TASK INPUTS -
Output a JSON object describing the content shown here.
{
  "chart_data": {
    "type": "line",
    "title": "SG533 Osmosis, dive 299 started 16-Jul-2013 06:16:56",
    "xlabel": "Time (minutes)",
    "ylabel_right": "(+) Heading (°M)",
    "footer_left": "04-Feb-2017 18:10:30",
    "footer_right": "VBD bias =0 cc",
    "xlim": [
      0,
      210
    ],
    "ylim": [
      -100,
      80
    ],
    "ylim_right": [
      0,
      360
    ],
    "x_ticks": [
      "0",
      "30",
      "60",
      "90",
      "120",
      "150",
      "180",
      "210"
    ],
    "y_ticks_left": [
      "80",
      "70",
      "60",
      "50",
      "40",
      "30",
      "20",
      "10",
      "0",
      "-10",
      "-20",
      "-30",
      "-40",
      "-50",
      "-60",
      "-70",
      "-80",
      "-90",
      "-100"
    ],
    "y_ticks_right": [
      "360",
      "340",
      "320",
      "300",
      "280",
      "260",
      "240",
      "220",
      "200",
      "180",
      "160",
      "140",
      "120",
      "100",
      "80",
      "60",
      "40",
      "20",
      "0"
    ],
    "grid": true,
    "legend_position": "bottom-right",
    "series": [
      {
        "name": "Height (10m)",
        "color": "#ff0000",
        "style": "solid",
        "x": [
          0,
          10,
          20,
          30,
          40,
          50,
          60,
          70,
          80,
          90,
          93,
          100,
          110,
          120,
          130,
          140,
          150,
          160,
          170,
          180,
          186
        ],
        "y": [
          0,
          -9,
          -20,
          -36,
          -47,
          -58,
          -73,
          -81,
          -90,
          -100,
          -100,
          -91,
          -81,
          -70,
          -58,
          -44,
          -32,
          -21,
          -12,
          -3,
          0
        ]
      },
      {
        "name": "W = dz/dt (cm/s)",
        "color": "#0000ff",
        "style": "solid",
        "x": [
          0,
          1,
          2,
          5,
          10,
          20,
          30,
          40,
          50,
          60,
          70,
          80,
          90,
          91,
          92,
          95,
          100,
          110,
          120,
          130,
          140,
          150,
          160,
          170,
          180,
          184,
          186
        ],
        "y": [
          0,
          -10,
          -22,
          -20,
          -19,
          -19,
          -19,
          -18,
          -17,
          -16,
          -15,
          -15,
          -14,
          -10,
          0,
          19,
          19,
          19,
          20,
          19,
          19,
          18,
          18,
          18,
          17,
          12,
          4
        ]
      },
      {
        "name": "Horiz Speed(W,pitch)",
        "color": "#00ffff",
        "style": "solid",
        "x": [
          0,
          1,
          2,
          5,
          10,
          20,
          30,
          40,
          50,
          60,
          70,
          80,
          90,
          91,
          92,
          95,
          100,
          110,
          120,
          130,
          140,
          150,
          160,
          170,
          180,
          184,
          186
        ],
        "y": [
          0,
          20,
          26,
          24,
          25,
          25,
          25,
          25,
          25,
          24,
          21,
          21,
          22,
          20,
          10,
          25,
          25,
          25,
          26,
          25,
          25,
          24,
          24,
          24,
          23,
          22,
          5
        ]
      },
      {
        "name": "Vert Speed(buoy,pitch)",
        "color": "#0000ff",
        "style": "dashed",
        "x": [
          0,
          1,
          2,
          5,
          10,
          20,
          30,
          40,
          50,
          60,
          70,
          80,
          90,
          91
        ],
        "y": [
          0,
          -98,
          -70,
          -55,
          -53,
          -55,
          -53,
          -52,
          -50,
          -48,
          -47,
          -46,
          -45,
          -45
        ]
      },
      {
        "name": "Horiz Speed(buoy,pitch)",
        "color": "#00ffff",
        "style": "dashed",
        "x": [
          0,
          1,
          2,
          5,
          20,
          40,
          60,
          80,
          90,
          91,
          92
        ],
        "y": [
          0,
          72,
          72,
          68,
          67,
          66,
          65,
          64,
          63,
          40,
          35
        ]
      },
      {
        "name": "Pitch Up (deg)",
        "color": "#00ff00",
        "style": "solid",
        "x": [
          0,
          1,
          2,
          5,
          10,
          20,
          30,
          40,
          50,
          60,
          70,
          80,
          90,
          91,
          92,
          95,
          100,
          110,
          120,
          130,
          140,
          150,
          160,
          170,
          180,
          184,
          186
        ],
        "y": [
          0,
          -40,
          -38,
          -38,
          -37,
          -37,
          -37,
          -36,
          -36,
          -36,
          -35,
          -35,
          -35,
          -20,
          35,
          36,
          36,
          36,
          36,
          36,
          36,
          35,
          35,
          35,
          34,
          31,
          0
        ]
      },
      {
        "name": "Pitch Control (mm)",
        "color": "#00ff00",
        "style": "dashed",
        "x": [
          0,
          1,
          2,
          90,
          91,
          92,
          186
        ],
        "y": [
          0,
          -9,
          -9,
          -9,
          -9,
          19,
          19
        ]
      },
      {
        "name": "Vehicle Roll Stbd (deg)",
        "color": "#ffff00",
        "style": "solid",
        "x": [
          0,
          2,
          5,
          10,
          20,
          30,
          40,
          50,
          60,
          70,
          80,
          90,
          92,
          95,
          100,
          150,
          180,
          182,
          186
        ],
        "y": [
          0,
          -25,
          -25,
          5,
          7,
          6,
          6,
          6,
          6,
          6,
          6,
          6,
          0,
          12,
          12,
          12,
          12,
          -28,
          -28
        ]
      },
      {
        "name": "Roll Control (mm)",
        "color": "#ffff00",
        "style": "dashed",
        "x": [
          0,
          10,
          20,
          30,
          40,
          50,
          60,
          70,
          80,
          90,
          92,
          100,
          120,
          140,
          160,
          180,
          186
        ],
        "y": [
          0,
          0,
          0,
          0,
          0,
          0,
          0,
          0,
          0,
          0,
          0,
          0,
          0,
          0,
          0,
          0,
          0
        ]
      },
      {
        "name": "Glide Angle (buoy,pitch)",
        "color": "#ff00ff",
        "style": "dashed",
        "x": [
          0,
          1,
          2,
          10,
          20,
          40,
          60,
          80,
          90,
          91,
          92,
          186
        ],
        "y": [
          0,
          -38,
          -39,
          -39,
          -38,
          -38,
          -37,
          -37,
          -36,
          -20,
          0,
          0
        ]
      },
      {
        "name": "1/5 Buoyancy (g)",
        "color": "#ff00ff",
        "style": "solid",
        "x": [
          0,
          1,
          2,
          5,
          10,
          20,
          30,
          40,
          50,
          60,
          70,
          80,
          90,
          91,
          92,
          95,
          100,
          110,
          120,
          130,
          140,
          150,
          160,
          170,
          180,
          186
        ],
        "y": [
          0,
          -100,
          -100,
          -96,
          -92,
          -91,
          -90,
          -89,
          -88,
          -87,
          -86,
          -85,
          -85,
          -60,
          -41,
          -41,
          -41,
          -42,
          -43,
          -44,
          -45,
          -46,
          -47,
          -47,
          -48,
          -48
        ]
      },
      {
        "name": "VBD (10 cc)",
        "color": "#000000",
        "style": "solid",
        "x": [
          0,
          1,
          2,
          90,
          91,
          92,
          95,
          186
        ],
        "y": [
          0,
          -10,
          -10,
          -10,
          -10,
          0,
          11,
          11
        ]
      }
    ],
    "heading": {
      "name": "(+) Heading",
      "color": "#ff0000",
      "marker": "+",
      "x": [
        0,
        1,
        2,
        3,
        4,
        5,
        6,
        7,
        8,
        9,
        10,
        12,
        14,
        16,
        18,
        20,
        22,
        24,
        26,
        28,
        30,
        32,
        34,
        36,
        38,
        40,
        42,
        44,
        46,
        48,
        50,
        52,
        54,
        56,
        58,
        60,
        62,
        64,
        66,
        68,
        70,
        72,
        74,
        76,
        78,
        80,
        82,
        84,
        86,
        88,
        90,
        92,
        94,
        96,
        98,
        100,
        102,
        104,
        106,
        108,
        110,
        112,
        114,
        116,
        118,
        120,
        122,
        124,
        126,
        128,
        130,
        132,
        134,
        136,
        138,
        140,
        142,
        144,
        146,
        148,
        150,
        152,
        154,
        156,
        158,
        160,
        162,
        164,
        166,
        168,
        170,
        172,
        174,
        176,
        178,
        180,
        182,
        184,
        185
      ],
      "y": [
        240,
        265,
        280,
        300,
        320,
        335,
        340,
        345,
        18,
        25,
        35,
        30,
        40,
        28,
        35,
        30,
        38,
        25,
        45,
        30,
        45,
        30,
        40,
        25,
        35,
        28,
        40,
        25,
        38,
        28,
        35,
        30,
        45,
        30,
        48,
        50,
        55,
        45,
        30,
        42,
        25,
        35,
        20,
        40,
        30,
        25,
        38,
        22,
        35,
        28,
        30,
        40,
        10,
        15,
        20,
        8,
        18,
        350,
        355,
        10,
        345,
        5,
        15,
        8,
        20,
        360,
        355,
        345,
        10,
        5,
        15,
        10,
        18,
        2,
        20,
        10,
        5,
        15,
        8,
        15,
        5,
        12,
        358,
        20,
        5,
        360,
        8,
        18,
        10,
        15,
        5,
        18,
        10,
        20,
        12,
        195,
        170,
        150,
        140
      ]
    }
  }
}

STATED GOAL - Look through the entries and find each line that has the string "Roll". Copy those lines.

ANSWER TO THE PROBLEM -
        "name": "Vehicle Roll Stbd (deg)",
        "name": "Roll Control (mm)",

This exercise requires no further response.